[Saved data entries]
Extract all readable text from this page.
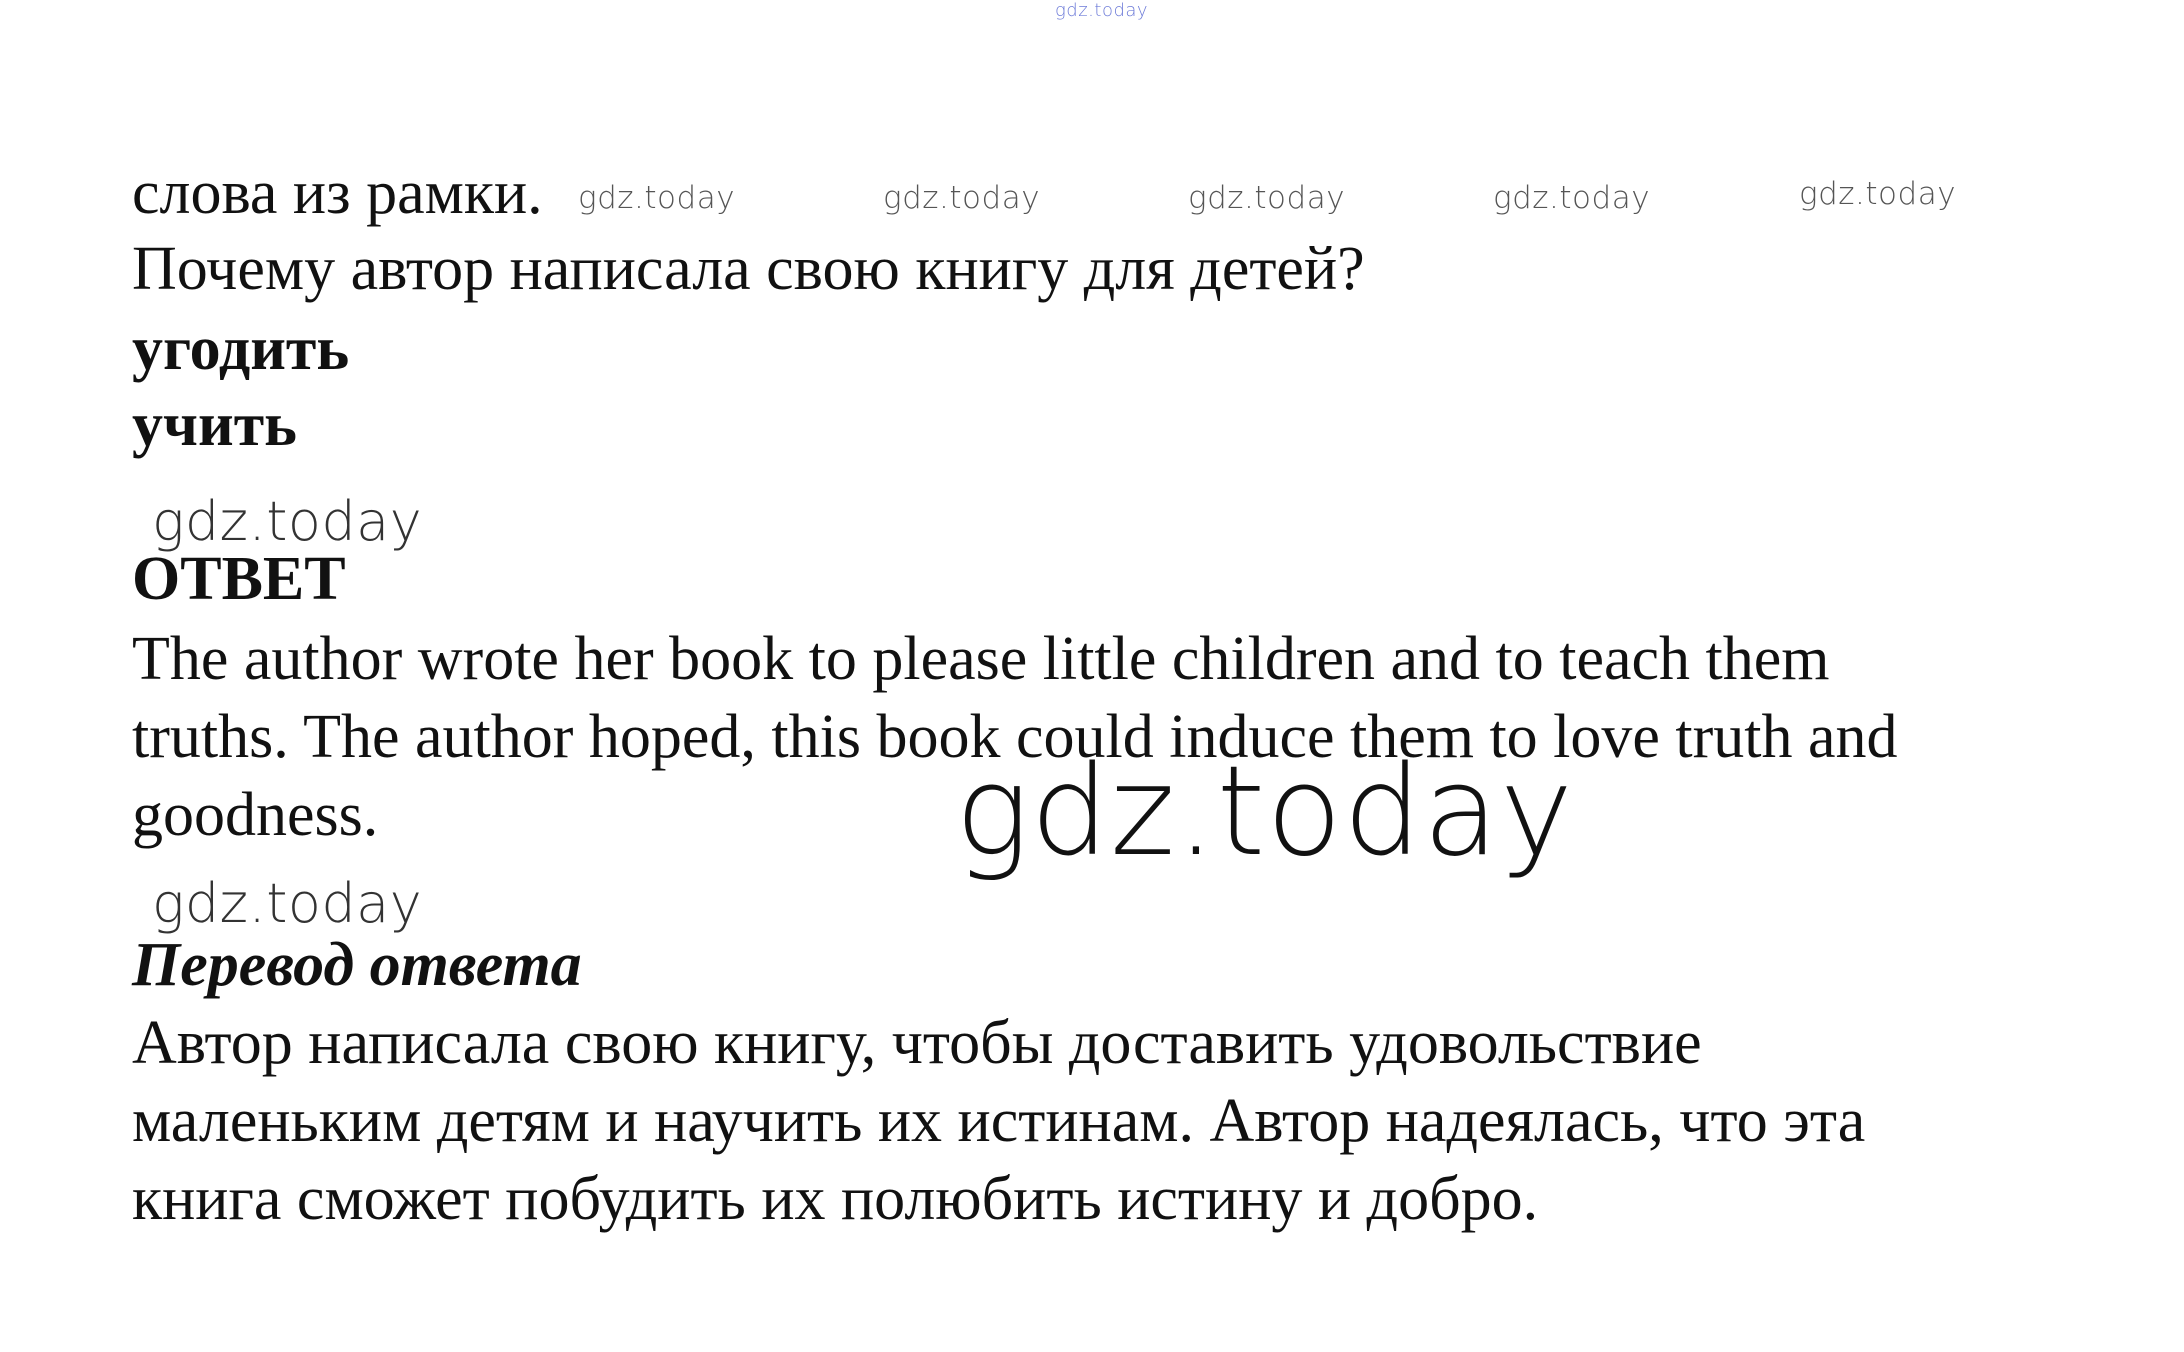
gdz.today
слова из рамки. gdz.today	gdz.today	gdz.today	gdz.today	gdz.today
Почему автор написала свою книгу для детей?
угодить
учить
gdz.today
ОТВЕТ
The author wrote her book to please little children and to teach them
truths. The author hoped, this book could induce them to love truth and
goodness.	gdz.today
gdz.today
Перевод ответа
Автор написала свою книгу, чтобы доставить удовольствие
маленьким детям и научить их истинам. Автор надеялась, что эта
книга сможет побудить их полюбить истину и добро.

--

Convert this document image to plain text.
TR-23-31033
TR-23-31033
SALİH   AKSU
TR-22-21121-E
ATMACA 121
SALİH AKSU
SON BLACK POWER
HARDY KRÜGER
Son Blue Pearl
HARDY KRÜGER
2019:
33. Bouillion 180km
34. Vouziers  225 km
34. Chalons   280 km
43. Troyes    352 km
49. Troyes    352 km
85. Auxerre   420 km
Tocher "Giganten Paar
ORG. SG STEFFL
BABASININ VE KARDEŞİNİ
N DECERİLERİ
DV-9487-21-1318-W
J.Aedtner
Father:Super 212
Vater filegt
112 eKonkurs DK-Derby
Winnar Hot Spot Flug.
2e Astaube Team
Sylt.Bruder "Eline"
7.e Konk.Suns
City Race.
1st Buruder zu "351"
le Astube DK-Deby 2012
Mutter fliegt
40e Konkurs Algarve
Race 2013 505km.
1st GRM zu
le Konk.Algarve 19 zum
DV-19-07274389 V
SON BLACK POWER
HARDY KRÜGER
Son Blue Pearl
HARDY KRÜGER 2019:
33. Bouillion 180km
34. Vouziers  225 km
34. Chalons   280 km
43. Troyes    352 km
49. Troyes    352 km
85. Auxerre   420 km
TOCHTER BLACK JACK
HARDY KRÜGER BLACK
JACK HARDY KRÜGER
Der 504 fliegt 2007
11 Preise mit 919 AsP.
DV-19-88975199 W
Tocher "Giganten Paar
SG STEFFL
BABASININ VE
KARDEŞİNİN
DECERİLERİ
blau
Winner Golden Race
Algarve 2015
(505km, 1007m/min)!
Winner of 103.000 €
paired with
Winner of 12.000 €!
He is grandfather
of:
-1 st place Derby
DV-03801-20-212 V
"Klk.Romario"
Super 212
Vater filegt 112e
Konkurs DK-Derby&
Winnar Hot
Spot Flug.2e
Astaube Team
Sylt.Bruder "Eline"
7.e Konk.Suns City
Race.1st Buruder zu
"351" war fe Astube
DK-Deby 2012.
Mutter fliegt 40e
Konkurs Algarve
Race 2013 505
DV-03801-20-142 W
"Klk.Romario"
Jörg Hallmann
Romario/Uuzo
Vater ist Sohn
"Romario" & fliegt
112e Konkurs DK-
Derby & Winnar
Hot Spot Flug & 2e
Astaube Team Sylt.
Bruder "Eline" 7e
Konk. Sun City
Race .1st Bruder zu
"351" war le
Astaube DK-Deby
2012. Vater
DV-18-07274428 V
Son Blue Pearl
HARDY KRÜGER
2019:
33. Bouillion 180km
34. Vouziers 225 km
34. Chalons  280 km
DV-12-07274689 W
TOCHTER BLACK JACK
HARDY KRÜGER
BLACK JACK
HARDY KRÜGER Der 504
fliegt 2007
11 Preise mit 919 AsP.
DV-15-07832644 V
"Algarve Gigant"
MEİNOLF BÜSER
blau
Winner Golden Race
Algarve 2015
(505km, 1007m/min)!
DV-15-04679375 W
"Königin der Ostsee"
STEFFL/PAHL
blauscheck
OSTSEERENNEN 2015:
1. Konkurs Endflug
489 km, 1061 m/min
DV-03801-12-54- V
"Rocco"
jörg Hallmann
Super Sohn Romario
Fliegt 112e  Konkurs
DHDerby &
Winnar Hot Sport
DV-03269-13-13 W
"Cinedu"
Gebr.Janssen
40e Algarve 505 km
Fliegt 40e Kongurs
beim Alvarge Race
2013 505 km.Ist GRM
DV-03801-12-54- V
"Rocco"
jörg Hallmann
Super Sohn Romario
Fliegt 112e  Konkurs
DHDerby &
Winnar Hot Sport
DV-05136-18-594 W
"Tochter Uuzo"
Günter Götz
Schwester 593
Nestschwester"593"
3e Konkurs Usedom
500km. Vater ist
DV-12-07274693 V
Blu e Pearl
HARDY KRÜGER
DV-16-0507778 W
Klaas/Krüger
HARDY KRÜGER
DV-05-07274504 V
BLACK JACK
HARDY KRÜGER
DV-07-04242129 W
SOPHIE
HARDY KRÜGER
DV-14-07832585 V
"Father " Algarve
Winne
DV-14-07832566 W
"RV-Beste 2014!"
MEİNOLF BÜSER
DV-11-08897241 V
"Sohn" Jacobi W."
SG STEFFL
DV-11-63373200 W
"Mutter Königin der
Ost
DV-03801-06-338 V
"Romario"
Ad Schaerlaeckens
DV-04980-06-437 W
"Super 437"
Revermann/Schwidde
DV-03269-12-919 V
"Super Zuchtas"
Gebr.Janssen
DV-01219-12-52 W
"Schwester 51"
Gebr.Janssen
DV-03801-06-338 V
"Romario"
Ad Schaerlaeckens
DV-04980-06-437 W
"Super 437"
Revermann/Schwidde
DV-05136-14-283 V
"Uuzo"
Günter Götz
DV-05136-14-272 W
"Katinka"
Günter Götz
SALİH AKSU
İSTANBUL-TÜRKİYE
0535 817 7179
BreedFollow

==

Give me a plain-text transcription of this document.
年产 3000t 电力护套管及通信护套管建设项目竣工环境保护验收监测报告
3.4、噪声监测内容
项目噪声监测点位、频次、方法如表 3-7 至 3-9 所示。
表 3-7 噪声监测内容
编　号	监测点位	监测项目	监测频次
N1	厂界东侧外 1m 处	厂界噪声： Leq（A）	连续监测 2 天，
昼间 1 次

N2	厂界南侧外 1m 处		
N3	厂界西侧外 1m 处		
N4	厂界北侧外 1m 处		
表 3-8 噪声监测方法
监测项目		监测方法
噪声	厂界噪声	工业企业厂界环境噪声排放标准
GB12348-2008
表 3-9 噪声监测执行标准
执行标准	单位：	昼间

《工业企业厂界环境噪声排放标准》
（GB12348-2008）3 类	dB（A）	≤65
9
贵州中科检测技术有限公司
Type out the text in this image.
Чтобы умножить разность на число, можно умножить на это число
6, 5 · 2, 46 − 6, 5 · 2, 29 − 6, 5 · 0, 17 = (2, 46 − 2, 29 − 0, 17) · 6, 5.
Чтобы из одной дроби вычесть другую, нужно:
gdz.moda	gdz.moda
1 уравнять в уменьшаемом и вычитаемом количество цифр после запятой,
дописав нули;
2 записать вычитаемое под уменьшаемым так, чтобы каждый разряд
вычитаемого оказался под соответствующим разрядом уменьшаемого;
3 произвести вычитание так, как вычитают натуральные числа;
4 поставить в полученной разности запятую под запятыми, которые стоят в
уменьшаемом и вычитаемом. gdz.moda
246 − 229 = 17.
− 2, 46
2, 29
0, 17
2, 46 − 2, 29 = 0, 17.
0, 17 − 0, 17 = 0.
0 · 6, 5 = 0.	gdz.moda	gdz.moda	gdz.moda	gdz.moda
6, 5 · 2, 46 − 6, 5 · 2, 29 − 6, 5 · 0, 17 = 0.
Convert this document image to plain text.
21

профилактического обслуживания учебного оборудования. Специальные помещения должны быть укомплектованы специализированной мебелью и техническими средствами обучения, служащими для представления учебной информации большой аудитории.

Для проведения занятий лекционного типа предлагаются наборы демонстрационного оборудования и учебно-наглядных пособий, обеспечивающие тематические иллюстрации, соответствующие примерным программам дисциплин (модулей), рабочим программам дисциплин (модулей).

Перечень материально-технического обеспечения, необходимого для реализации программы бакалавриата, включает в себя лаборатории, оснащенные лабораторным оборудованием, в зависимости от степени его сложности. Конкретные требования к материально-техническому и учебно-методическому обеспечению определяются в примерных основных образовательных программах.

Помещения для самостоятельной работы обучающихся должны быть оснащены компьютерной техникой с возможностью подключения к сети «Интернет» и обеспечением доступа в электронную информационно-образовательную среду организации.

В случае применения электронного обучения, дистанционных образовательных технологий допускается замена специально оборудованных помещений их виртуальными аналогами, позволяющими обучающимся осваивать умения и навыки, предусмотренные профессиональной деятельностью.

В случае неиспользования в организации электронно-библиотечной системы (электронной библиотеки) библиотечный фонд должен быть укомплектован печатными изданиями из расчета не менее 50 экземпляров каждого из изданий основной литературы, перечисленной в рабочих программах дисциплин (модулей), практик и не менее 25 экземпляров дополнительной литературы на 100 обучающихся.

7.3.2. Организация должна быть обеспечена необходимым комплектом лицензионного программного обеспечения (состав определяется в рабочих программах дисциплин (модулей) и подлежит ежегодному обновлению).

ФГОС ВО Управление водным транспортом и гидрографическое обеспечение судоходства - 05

### Directions for this task
Find all lines where the word "厂界噪声" appears. Copy them.

### Task solution
N1	厂界东侧外 1m 处	厂界噪声： Leq（A）	连续监测 2 天，
噪声	厂界噪声	工业企业厂界环境噪声排放标准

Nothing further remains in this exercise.